_WRITTEN REQUEST_:
Show all lines of the listing that hold the word "color".

_DATA ROWS_:
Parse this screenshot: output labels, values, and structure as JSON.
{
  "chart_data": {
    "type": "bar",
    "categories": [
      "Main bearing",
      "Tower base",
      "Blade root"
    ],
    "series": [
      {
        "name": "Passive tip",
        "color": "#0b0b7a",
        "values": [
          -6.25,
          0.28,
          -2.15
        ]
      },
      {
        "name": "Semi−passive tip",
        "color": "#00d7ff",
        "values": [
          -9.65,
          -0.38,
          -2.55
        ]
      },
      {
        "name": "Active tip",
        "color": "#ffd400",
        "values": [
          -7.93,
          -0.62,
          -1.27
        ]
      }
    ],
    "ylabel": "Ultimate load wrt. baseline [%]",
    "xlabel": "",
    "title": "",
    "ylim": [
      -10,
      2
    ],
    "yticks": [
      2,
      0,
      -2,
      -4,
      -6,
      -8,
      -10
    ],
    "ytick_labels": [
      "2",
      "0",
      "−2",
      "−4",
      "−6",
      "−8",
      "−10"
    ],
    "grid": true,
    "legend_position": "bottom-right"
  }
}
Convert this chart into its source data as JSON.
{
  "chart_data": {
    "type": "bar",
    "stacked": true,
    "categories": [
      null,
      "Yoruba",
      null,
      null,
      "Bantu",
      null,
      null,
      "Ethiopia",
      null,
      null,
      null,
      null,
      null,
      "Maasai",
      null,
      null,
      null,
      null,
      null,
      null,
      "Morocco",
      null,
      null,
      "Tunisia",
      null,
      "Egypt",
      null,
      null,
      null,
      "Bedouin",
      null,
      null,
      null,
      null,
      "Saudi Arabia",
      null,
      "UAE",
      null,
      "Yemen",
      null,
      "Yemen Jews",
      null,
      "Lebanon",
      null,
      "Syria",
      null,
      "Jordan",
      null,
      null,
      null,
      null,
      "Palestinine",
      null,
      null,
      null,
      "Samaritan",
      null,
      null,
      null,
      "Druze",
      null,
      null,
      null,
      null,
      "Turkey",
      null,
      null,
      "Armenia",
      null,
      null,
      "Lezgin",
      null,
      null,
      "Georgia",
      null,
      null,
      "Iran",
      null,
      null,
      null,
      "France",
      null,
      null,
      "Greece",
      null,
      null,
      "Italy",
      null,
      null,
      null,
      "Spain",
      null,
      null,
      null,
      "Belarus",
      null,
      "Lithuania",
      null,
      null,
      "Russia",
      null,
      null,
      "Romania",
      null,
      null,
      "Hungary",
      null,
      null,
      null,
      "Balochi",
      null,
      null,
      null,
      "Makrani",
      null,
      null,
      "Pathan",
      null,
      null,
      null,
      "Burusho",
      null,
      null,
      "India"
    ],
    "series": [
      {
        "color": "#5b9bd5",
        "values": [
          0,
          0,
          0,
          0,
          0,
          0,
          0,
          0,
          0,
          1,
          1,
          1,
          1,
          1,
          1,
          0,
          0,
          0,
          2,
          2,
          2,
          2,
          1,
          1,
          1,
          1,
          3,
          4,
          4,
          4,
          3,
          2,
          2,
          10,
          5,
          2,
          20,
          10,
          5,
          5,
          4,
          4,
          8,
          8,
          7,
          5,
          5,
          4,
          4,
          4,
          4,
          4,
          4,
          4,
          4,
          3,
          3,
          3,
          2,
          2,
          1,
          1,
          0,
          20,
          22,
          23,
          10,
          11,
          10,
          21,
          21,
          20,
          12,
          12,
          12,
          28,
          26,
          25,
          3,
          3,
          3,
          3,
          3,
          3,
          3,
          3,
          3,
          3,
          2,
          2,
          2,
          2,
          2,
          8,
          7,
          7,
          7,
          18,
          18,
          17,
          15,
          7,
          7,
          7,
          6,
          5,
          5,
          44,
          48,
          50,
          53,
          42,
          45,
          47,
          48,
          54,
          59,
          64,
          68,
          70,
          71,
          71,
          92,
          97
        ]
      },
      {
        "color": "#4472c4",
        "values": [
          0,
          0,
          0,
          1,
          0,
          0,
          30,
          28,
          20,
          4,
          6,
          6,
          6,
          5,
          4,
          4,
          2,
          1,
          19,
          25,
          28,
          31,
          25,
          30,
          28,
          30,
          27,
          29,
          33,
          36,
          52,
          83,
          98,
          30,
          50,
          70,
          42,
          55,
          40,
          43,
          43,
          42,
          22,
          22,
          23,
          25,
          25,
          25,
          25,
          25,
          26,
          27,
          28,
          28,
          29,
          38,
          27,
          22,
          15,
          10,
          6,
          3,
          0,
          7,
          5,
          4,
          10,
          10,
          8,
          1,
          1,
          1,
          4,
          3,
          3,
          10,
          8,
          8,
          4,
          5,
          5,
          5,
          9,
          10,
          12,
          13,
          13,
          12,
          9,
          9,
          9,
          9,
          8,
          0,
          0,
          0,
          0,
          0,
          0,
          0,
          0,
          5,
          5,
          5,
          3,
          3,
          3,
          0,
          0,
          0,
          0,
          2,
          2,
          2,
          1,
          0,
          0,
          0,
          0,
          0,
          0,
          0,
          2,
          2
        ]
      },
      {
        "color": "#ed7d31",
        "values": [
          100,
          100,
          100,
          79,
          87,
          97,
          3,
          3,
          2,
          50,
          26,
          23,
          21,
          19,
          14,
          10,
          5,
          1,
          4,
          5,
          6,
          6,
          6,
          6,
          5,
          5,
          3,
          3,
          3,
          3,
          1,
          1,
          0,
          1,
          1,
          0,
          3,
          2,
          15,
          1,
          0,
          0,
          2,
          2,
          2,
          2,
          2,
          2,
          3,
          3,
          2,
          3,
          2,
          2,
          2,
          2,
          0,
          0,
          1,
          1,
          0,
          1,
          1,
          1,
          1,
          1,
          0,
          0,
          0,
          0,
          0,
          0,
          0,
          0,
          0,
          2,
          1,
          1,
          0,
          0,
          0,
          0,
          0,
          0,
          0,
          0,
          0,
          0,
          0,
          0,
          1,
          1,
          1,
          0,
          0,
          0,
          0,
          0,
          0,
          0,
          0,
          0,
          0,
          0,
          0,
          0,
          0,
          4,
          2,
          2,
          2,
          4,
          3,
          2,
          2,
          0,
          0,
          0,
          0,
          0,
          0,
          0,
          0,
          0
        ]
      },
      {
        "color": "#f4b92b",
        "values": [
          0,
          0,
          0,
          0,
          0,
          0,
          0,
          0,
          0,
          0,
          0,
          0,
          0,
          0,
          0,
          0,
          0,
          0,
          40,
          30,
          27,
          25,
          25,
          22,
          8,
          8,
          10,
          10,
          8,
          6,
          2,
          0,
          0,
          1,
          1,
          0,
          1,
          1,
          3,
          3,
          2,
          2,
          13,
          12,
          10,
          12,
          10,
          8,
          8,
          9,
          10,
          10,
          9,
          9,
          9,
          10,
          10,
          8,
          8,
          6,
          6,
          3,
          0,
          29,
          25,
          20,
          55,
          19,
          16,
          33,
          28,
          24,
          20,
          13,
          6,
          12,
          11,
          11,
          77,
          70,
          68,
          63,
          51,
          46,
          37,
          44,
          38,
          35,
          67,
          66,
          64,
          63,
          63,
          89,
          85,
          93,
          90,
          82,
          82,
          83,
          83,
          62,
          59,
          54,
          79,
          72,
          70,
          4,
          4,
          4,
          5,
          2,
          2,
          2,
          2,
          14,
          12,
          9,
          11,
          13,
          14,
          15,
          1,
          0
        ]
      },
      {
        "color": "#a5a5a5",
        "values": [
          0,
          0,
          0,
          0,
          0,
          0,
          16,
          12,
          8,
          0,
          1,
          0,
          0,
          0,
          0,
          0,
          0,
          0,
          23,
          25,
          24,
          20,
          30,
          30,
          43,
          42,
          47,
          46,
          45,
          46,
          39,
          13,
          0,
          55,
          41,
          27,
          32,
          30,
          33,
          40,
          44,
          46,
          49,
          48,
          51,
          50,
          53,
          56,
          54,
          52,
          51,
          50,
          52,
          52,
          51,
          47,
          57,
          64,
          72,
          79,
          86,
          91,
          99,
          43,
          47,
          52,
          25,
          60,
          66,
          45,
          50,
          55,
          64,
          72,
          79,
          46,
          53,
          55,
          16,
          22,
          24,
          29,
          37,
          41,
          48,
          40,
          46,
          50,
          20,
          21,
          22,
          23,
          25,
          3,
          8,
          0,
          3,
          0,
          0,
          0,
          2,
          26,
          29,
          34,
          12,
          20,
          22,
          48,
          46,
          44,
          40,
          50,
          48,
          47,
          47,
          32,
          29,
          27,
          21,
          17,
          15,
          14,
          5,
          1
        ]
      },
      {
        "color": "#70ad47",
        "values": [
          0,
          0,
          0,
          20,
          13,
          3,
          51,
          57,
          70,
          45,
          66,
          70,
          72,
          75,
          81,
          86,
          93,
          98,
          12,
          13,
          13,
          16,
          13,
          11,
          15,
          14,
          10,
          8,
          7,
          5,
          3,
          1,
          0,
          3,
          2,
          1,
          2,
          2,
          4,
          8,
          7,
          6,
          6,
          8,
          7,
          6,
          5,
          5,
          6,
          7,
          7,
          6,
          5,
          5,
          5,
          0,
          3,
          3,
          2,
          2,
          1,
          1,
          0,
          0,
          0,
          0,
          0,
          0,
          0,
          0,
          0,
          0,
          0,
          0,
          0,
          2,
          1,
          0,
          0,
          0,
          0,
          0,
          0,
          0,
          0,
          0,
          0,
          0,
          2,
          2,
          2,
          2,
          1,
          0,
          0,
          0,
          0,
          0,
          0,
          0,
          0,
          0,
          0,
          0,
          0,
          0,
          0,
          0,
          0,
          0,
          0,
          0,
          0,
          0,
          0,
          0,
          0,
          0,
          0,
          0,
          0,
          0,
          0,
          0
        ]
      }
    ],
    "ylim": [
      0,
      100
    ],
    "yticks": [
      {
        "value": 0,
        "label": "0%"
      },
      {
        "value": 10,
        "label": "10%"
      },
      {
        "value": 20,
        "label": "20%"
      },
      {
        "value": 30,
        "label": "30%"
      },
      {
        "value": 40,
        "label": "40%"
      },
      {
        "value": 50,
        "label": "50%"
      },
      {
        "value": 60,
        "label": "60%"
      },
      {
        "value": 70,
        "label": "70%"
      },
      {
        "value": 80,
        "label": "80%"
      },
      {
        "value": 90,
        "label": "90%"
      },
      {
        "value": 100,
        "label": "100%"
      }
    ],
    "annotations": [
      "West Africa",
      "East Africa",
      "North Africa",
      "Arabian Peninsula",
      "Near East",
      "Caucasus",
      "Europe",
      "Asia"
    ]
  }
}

_RESULT OF THIS EXERCISE_:
        "color": "#0b0b7a",
        "color": "#00d7ff",
        "color": "#ffd400",
        "color": "#5b9bd5",
        "color": "#4472c4",
        "color": "#ed7d31",
        "color": "#f4b92b",
        "color": "#a5a5a5",
        "color": "#70ad47",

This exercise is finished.